## AIM OF THE TASK:
Write out, word for word, everything from "indexed_terms is designed" down to "a use_module/1 directive." in the indexed_terms README below.

** Begin TEXT SHOWN **

Did you know ... | Search Documentation: |
Pack indexed_terms -- README.md |
Indexed data structures for Swi-Prolog
Predicates to facilitate creating, initialising, accessing and manipulating indexed terms, to be used as the building blocks of arrays, vectors and matrices (a.k.a. "tensors").
In the context of this module, "Indexed terms" (iterms, for short) are compound Prolog terms meant to be treated as named collections taking advantage of arg/3 to access data by index and nb_setarg/3 to modify these data in-place.
indexed_terms is designed to be used with Swi-Prolog and will probably not be entirely compatible with other Prolog systems. A version of Swi-Prolog from 7.0 and above is required.
This module is meant to be used as a library. Add it to your project and include it in your code in the usual way, with a use_module/1 directive.
?- use_module(src(indexed_terms)). ...
If you want to inspect the code, or run the tests, start the project using its load file, (project root)/ load_project.pl. On Windows you can double-click the project to bring up the Swi-Prolog IDE, along with the documentation browser. Starting the project this way will also load and run the tests. If you want to run the tests manually, use run_tests/[0,1]:
?- run_tests. ... ?- run_tests(window). ... ?- run_tests(window:window_basic_usage_ascending). ...
Inspect the test file, src(indexed_terms.plt)
for more information on the tests
themselves and on the usage of the predicates in this module.
To stop the tests from running when the project loads, edit the project load file, load_project.pl (in the project rood directory).

** End TEXT SHOWN **
** Begin DATA SECTION **

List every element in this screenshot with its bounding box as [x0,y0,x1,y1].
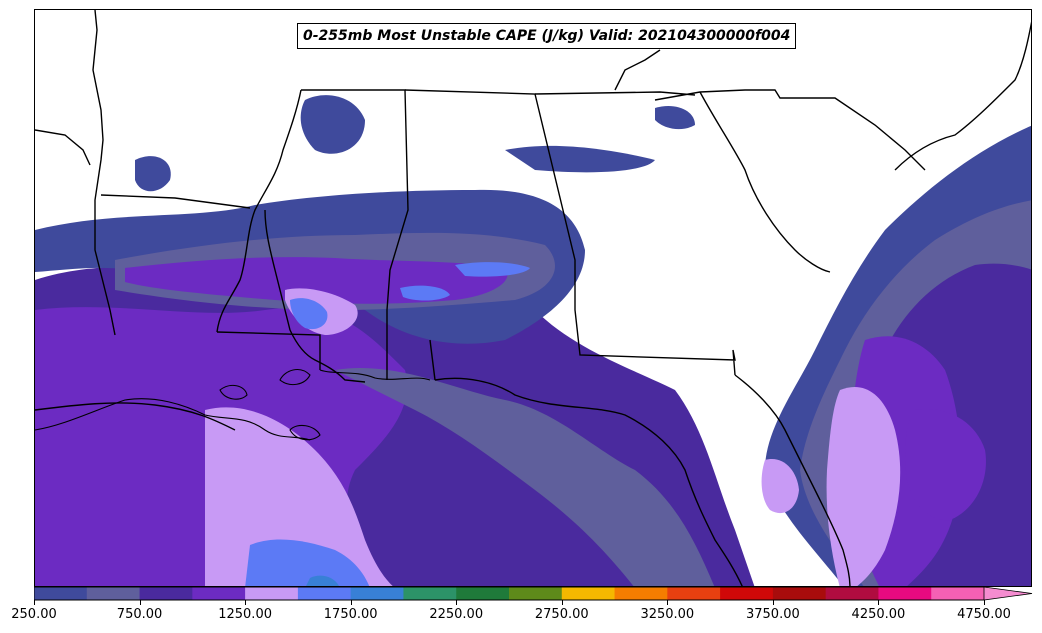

** End DATA SECTION **

## RESPONSE TO THE EXERCISE:
indexed_terms is designed to be used with Swi-Prolog and will probably not be entirely compatible with other Prolog systems. A version of Swi-Prolog from 7.0 and above is required.
This module is meant to be used as a library. Add it to your project and include it in your code in the usual way, with a use_module/1 directive.